**Problem description:**
Of the lines listed below, how many contain the string "akashicedge"? Answer with the number alone.

-----

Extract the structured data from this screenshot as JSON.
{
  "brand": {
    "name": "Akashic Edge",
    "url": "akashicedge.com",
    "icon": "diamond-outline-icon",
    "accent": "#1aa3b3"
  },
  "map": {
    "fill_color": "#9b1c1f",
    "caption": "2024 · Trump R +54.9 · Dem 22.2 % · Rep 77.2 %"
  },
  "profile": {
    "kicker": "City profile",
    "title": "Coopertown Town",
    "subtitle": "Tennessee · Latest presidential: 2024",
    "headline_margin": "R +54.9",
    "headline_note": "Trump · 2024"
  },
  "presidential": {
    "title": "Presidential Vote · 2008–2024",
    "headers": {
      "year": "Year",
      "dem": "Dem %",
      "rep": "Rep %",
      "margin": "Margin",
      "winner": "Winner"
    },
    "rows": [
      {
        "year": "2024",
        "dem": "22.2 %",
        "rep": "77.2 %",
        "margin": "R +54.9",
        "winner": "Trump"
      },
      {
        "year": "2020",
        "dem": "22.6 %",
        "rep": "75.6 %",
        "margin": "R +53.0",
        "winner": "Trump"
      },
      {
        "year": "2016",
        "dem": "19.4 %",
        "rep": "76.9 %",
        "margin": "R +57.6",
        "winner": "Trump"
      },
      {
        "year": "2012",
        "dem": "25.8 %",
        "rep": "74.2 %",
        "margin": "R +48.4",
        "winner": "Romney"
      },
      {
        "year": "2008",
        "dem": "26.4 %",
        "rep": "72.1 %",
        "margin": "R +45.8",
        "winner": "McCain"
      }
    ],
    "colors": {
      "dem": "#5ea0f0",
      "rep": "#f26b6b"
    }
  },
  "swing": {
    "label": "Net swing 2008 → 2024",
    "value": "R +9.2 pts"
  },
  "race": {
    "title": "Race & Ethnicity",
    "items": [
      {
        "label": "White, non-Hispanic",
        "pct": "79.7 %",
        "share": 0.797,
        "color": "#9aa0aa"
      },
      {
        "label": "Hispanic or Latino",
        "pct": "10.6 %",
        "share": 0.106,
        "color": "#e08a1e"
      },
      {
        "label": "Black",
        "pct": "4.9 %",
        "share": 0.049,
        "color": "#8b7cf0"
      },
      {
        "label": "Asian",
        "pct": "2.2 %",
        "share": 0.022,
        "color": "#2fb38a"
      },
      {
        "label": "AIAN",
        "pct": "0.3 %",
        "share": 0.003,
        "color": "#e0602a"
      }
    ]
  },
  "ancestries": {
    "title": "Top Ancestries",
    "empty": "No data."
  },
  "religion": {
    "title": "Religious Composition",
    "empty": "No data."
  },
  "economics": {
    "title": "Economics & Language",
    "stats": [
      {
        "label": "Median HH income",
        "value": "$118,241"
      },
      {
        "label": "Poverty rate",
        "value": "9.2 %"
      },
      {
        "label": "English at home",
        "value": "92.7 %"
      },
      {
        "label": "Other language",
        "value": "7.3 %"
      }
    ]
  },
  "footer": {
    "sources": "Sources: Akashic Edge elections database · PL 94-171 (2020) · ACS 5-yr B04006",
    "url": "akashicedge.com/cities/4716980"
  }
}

-----

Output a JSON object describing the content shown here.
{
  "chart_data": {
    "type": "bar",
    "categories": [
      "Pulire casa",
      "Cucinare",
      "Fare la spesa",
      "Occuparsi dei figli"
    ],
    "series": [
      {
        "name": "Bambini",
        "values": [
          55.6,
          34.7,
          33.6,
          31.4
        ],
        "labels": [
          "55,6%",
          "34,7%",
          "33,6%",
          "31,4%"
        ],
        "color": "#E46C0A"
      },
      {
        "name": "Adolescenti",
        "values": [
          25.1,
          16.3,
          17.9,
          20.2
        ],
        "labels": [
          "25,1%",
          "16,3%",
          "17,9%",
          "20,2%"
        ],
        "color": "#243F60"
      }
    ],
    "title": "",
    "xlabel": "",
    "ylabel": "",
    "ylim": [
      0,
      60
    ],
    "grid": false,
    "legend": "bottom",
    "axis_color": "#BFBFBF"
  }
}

-----

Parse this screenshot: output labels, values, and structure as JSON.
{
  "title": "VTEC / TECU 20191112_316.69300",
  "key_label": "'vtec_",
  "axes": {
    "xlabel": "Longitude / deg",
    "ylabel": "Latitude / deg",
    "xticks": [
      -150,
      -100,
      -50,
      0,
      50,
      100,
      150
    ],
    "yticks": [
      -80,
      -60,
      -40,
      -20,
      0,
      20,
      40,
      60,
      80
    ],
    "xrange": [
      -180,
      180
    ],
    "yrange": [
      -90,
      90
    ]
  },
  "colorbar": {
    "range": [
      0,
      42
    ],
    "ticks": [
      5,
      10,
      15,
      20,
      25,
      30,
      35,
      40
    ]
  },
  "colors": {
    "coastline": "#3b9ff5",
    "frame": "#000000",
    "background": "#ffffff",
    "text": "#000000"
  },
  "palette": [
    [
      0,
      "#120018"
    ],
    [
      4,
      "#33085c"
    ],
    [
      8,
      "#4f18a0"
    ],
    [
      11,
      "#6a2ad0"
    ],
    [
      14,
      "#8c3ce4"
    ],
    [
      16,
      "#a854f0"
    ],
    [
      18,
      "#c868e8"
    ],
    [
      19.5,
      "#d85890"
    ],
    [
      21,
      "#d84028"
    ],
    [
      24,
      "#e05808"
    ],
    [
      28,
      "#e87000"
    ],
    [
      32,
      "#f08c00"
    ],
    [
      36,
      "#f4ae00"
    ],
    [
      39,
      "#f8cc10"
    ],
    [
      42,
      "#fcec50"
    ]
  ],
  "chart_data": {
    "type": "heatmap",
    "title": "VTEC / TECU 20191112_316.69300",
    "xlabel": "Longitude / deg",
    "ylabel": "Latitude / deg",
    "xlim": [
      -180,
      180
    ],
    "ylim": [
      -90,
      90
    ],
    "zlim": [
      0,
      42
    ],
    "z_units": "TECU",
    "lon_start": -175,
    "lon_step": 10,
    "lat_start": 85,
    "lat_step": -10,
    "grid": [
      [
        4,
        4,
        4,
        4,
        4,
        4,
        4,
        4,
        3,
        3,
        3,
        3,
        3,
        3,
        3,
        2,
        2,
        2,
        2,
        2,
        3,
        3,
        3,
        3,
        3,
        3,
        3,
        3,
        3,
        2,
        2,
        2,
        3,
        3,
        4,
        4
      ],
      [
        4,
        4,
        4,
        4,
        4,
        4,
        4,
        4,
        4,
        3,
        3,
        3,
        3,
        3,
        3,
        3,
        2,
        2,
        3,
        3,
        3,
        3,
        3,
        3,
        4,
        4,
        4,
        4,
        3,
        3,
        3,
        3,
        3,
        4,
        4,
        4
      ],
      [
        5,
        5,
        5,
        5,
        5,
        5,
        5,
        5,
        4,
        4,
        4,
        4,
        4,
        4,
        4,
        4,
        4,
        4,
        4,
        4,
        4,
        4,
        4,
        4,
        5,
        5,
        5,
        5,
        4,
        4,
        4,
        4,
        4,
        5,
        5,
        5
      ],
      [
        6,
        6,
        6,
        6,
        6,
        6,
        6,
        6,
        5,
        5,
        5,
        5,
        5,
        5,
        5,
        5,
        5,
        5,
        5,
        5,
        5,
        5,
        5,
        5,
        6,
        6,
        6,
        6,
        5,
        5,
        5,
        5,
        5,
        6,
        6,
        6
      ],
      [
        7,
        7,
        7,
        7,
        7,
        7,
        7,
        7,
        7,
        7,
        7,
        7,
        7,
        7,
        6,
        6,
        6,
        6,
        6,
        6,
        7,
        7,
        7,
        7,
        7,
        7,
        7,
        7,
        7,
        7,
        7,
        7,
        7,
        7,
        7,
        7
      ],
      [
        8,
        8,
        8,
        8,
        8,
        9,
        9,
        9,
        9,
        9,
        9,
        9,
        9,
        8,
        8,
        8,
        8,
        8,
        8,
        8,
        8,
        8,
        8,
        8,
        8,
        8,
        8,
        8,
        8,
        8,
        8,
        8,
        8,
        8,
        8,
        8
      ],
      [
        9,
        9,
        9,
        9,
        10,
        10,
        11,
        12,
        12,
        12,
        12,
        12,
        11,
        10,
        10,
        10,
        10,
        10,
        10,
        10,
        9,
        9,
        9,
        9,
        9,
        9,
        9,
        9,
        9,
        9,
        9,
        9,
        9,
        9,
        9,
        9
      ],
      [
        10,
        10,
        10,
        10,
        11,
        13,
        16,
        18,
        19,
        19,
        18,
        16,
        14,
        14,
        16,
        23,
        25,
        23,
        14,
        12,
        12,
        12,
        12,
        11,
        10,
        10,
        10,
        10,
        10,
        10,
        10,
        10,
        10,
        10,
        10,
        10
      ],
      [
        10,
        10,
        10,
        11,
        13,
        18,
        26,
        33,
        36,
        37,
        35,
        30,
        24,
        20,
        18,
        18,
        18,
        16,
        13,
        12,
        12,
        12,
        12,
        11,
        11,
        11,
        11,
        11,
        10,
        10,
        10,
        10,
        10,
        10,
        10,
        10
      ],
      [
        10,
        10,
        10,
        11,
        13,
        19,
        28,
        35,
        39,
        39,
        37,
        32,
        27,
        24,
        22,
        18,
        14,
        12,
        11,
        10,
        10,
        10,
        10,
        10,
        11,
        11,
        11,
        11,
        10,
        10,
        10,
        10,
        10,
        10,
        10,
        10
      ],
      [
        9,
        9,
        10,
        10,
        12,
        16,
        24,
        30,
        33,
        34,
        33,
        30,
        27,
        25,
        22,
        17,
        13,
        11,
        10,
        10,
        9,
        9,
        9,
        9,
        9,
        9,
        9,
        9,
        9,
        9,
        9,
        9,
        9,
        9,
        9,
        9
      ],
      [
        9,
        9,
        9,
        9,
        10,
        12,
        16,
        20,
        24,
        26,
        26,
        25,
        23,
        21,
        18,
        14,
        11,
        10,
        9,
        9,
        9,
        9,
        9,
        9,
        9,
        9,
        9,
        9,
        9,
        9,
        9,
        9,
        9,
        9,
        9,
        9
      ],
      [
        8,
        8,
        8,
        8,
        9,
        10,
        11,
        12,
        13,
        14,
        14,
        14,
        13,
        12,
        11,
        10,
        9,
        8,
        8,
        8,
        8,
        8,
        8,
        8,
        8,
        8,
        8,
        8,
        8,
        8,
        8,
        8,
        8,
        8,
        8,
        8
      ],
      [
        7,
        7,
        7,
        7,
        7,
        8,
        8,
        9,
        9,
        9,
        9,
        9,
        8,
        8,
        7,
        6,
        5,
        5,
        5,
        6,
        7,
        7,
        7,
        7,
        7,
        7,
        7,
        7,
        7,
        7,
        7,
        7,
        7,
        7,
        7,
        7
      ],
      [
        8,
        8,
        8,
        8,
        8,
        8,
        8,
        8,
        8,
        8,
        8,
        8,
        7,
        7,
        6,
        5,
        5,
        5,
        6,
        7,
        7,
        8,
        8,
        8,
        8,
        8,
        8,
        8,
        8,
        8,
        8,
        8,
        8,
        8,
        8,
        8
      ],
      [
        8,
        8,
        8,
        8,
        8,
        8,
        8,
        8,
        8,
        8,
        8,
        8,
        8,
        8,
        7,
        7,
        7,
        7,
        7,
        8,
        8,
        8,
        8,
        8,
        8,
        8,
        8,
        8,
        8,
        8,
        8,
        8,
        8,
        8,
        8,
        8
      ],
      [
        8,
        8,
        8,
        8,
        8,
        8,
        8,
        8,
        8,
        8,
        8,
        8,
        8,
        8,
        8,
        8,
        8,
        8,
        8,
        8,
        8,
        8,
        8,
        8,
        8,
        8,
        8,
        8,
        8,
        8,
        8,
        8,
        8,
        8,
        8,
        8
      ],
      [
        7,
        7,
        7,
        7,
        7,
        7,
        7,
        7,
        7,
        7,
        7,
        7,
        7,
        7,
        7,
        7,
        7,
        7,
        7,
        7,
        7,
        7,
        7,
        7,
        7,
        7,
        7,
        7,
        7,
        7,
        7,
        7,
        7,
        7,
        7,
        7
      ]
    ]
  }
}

-----

**The output:**
2